#### Consigne:
Recopiez mot pour mot l'intégralité du texte ci-dessous sur le sondage consacré à l'adhésion de la Croatie à l'Union.

Et les sondages semblent lui donner raison. Si l'élection avait lieu ces jours-ci, 82 % des personnes se déplaceraient. 58 % des Croates voteraient en faveur de l'adhésion à l'Union, 31 % voteraient contre. Tel est le résultat d'une enquête Ipsos réalisée du 1er au 20 septembre.  Quant au présumé euroscepticisme des jeunes et des retraités, il estime qu'« il n'y a pas d’exception croate en la matière. Les jeunes et les retraités font partie des populations les plus favorables ».

#### Données fournies:
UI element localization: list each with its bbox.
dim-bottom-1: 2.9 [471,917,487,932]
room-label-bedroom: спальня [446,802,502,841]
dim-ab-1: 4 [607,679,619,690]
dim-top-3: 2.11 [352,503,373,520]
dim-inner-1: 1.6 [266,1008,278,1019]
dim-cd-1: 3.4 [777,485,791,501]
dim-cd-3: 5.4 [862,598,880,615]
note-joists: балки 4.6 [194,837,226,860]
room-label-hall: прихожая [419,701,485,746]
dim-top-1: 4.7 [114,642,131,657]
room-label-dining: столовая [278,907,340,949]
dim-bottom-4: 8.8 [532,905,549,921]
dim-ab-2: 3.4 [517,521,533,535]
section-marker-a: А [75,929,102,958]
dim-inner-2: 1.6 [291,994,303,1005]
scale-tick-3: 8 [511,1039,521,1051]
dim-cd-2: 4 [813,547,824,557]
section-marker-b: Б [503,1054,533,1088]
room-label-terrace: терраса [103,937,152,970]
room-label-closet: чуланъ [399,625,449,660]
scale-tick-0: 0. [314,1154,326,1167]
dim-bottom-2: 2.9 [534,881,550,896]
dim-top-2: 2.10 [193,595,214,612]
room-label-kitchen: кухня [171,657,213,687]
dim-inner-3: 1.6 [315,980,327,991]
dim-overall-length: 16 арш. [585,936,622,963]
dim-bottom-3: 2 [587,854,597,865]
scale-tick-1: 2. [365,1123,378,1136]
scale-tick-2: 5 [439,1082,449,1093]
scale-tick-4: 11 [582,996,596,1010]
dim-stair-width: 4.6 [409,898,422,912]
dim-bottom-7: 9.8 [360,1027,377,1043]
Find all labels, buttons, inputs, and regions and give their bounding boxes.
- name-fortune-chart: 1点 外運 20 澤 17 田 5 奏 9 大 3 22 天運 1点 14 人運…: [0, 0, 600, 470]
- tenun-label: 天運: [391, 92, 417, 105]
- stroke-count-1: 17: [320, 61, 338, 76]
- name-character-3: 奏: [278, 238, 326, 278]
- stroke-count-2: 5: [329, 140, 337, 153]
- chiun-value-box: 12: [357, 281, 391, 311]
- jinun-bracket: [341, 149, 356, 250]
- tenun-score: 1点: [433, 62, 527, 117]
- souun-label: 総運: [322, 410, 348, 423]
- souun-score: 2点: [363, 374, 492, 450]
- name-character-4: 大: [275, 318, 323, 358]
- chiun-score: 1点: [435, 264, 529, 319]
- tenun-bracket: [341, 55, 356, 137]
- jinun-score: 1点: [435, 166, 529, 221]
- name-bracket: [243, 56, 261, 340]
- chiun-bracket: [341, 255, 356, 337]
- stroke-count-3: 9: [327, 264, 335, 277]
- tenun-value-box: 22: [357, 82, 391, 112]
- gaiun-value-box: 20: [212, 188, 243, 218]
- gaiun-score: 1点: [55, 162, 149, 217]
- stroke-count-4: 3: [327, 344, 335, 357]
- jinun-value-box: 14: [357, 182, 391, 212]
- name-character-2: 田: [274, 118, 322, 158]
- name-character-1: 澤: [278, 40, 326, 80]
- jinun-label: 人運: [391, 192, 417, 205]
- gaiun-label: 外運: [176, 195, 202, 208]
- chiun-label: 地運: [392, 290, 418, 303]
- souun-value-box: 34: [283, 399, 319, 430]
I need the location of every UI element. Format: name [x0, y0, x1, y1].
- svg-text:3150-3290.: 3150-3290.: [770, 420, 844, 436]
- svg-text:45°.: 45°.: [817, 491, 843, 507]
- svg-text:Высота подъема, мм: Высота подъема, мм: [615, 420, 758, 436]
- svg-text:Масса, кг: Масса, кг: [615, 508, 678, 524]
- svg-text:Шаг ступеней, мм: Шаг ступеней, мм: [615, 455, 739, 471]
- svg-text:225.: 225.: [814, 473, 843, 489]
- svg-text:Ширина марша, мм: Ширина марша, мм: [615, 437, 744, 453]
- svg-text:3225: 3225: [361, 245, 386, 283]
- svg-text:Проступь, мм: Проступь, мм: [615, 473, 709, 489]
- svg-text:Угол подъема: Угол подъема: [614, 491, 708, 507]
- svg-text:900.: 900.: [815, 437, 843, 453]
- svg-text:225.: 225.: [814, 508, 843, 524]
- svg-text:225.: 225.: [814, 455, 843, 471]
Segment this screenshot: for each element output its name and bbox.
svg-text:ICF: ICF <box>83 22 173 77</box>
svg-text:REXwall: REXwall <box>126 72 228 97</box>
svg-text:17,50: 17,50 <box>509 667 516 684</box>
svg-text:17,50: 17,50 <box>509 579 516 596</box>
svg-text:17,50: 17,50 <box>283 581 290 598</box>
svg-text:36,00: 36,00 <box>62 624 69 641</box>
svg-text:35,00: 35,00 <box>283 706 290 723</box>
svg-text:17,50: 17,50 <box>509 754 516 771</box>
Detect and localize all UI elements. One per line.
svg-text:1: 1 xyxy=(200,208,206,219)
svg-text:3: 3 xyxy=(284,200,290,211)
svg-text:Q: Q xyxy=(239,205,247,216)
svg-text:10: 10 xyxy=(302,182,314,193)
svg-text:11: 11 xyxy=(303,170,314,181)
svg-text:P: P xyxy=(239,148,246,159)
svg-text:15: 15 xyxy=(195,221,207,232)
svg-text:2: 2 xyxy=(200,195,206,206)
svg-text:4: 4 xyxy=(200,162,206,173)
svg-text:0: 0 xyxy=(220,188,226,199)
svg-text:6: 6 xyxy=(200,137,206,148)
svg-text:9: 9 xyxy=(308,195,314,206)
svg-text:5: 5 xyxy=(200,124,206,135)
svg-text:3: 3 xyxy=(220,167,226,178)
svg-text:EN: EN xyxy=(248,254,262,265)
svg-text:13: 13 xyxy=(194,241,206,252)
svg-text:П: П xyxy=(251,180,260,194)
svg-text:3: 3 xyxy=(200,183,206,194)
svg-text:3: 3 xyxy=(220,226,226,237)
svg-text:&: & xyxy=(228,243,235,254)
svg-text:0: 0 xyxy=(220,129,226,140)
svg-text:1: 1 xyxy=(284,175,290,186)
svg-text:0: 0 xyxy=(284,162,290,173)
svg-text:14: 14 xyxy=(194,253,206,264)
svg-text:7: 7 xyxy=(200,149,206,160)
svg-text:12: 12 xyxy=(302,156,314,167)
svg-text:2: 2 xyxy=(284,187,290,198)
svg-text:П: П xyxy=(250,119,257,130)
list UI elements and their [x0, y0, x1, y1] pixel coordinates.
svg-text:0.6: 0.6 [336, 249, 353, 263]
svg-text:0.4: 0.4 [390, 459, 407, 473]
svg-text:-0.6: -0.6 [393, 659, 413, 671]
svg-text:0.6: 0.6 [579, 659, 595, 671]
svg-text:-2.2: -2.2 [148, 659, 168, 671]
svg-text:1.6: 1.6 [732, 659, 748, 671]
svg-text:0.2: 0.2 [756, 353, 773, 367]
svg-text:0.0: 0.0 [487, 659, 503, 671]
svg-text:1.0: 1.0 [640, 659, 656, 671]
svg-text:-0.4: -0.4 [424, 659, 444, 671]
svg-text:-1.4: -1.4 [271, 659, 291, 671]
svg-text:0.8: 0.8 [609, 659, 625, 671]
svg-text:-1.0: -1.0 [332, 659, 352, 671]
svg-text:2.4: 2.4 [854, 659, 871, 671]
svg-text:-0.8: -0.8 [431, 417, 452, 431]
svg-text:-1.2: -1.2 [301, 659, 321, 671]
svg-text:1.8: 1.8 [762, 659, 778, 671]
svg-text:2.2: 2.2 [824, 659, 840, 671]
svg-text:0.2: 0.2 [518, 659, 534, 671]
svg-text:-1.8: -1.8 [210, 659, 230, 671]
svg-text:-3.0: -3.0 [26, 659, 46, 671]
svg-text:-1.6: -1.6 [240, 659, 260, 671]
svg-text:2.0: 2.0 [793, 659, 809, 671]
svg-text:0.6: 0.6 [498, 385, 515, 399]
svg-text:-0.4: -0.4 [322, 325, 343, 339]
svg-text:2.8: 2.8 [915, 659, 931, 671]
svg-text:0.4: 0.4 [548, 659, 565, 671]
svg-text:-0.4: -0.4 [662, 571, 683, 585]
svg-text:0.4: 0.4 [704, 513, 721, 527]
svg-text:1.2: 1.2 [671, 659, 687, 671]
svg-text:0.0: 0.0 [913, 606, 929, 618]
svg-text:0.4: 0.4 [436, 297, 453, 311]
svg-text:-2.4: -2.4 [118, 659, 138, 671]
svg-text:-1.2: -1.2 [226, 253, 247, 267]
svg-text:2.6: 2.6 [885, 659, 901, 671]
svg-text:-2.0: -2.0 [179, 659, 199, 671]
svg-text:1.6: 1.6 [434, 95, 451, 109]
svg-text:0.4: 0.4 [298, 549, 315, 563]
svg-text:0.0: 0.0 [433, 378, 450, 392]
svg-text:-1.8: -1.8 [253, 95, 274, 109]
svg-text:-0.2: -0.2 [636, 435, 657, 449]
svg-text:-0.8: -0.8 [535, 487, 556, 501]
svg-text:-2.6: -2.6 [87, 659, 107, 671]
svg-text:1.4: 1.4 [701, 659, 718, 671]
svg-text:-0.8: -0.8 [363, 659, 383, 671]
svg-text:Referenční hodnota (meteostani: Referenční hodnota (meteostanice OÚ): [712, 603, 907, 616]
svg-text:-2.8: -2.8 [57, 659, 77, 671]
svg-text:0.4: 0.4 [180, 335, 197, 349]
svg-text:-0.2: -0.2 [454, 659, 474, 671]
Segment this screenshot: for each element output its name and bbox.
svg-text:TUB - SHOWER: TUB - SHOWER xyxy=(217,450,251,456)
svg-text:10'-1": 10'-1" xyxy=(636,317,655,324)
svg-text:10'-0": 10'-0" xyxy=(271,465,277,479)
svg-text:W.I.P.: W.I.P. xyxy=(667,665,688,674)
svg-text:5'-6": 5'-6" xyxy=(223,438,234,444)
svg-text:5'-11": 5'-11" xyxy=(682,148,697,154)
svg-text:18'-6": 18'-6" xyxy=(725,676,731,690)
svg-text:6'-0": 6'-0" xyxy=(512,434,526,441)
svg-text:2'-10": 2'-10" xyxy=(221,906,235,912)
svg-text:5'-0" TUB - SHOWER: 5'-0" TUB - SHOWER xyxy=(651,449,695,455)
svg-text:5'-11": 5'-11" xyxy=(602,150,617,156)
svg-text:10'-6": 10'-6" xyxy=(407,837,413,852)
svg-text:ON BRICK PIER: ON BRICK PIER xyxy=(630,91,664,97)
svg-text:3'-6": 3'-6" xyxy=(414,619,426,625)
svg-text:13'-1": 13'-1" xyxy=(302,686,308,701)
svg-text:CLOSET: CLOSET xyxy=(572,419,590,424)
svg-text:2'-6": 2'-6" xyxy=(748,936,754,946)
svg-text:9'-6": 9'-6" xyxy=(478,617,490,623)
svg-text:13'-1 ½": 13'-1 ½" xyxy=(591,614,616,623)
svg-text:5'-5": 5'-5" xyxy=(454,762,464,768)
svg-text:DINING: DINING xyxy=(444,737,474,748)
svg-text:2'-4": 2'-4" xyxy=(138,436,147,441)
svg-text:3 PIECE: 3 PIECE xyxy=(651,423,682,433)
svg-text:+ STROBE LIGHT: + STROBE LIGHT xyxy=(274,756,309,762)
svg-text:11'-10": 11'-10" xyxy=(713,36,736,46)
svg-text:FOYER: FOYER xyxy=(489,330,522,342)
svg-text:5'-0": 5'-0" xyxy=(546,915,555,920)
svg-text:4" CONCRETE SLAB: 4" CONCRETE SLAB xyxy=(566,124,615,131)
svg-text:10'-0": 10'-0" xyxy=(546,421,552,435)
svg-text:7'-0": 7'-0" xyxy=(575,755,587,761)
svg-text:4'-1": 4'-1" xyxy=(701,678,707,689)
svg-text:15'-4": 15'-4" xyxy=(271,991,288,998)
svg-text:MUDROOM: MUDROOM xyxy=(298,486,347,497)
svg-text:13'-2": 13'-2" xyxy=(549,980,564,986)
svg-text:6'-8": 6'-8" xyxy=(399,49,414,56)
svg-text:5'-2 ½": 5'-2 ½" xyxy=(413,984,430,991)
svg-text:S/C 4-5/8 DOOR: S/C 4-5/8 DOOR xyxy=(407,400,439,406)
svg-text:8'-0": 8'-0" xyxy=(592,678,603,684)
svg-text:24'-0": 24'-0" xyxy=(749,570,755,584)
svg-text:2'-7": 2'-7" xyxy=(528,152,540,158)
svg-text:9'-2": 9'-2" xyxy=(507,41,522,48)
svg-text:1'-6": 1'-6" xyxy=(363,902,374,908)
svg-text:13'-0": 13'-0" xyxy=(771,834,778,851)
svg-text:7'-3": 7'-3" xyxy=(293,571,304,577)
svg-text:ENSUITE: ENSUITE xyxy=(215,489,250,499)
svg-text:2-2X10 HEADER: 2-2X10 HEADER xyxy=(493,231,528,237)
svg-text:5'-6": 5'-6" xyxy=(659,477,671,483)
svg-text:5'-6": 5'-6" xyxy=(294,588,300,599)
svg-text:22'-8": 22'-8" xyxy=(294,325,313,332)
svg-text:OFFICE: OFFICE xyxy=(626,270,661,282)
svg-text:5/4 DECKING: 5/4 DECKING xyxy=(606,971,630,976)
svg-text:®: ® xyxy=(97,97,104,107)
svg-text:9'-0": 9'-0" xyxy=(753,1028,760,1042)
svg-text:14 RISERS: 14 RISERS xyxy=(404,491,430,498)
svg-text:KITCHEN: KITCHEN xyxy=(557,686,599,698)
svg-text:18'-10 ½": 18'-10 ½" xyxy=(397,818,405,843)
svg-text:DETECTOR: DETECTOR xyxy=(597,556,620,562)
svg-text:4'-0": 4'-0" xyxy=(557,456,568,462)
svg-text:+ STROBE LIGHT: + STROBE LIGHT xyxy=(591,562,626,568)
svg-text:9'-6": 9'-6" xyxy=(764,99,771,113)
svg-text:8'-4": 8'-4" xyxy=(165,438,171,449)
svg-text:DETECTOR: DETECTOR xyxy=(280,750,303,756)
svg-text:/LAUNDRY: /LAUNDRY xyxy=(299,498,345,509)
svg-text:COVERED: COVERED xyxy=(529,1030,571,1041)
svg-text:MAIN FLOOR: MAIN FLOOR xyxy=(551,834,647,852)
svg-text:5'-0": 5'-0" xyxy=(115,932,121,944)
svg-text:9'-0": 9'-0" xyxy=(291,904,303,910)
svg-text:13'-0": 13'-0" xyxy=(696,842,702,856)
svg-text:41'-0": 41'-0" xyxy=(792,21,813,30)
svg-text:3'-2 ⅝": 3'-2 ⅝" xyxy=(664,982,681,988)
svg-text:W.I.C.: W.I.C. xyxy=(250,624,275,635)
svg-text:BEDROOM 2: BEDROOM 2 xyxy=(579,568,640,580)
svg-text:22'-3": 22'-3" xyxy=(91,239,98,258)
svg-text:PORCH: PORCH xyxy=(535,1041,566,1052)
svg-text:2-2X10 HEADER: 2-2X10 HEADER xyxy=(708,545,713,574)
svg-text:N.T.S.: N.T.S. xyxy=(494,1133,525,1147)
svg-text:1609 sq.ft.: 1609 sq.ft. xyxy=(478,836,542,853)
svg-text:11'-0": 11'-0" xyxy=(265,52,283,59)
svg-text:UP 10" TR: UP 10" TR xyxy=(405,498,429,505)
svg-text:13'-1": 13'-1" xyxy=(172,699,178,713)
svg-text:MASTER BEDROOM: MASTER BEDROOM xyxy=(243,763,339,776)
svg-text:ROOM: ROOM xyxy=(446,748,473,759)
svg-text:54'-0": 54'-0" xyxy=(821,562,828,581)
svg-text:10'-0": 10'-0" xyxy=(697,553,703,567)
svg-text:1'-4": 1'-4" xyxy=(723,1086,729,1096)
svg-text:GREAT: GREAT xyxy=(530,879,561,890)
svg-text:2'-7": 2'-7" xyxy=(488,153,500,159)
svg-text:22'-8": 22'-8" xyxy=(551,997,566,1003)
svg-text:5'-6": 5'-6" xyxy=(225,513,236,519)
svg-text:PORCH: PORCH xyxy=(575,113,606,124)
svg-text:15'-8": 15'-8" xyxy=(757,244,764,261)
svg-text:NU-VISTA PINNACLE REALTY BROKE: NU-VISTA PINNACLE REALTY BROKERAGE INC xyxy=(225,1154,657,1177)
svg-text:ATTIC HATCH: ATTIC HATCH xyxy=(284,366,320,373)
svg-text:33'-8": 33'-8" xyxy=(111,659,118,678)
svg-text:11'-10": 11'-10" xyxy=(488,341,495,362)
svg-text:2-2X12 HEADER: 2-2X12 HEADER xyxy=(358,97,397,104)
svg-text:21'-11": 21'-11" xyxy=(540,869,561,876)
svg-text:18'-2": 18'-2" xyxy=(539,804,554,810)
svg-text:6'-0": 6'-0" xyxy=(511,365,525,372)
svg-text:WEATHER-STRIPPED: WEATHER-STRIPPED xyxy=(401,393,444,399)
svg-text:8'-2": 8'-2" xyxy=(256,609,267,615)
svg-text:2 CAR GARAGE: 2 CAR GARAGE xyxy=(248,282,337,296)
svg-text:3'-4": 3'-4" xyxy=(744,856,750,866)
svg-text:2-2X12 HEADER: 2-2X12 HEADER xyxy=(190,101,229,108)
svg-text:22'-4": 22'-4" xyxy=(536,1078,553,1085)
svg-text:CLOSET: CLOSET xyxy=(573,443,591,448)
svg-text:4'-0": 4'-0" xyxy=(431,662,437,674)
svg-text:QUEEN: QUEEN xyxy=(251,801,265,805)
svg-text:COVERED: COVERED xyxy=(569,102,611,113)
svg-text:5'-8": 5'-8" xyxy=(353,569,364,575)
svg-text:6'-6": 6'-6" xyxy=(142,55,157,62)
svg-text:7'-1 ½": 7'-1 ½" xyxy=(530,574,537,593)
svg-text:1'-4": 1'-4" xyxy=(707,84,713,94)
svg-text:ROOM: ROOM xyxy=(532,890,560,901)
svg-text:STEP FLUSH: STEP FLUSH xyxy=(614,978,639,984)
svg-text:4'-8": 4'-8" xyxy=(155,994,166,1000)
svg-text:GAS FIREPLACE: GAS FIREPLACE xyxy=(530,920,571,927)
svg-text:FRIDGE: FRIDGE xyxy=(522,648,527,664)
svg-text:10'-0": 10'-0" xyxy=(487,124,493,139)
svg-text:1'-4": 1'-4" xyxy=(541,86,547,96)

#### Corrigé:
Et les sondages semblent lui donner raison. Si l'élection avait lieu ces jours-ci, 82 % des personnes se déplaceraient. 58 % des Croates voteraient en faveur de l'adhésion à l'Union, 31 % voteraient contre. Tel est le résultat d'une enquête Ipsos réalisée du 1er au 20 septembre.  Quant au présumé euroscepticisme des jeunes et des retraités, il estime qu'« il n'y a pas d’exception croate en la matière. Les jeunes et les retraités font partie des populations les plus favorables ».